▶ Task goal: Show each line that has the string "tiempo" in it.
=== Record list ===
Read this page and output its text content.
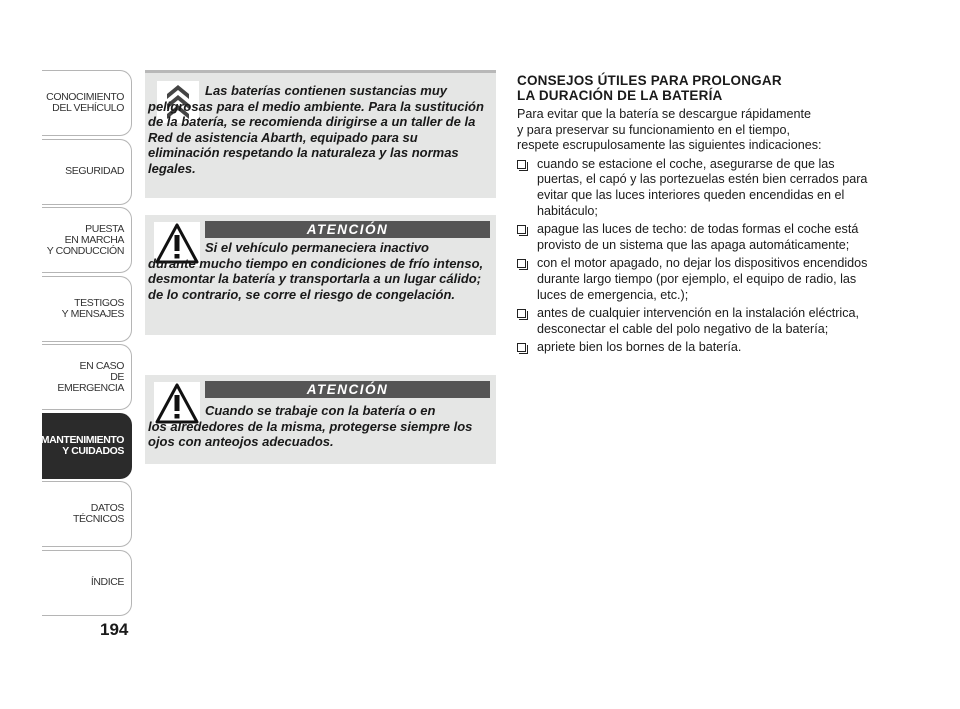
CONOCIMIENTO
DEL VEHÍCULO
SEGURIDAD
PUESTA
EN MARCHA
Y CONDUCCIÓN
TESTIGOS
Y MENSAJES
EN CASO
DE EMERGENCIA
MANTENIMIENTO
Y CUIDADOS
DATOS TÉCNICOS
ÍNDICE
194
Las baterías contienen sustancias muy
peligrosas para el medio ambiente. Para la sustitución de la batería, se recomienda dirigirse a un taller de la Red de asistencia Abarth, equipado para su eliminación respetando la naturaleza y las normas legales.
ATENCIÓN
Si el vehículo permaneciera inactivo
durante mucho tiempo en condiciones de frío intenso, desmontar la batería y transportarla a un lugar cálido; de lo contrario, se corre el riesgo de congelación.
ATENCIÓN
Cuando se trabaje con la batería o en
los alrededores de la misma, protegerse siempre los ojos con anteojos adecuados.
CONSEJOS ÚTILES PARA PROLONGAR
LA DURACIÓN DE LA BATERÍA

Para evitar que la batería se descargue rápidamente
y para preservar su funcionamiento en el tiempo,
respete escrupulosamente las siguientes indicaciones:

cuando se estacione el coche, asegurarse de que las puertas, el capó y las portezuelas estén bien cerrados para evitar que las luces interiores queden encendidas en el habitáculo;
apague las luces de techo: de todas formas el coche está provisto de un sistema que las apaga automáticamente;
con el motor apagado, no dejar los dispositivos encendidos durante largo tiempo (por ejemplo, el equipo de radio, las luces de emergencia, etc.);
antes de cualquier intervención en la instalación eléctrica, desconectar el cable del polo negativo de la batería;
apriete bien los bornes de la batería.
===
=== Record list ===
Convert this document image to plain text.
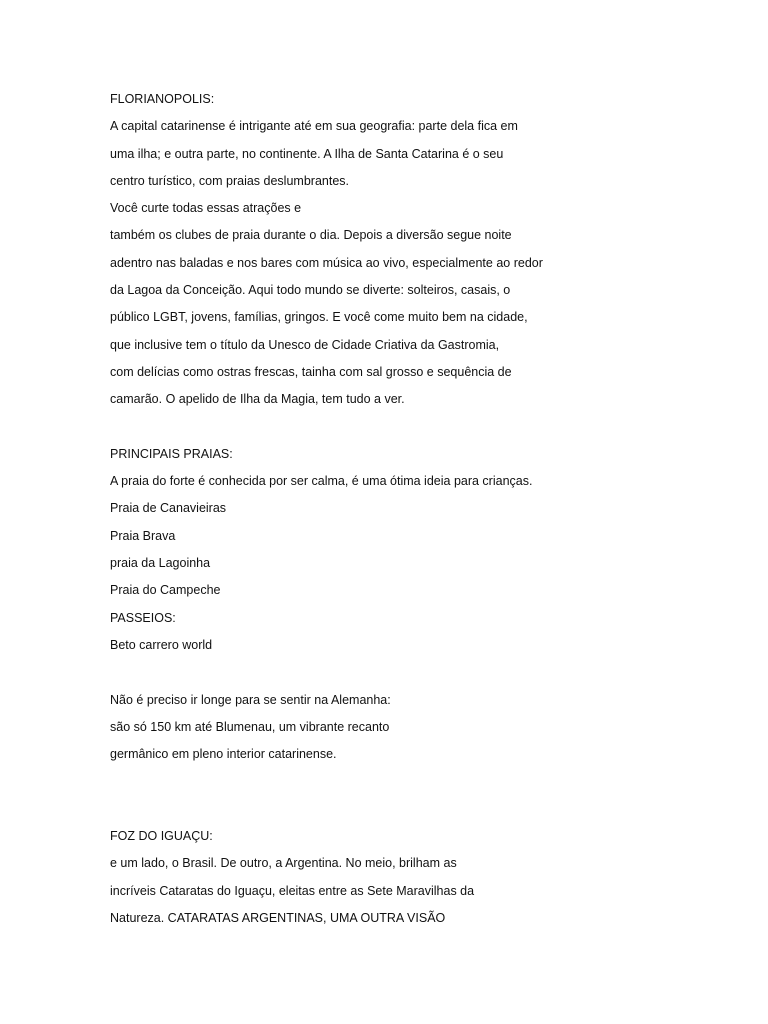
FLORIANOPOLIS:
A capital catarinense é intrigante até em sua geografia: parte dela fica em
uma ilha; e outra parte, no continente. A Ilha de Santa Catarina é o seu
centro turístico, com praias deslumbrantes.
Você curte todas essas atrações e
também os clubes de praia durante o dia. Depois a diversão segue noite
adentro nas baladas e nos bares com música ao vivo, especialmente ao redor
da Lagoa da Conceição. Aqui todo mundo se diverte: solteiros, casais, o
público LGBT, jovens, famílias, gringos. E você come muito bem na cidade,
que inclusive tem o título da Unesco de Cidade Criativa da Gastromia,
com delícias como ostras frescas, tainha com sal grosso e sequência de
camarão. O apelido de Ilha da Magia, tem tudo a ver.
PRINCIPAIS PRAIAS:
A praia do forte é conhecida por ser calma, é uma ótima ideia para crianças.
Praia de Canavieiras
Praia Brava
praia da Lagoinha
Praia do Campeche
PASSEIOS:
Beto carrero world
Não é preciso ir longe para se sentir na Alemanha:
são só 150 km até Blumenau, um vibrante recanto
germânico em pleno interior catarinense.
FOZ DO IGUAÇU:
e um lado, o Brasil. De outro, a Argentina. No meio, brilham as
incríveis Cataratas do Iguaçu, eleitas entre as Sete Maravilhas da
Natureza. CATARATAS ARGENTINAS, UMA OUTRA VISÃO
===
▶ Result of this exercise:
durante mucho tiempo en condiciones de frío intenso, desmontar la batería y transportarla a un lugar cálido; de lo contrario, se corre el riesgo de congelación.
y para preservar su funcionamiento en el tiempo,
con el motor apagado, no dejar los dispositivos encendidos durante largo tiempo (por ejemplo, el equipo de radio, las luces de emergencia, etc.);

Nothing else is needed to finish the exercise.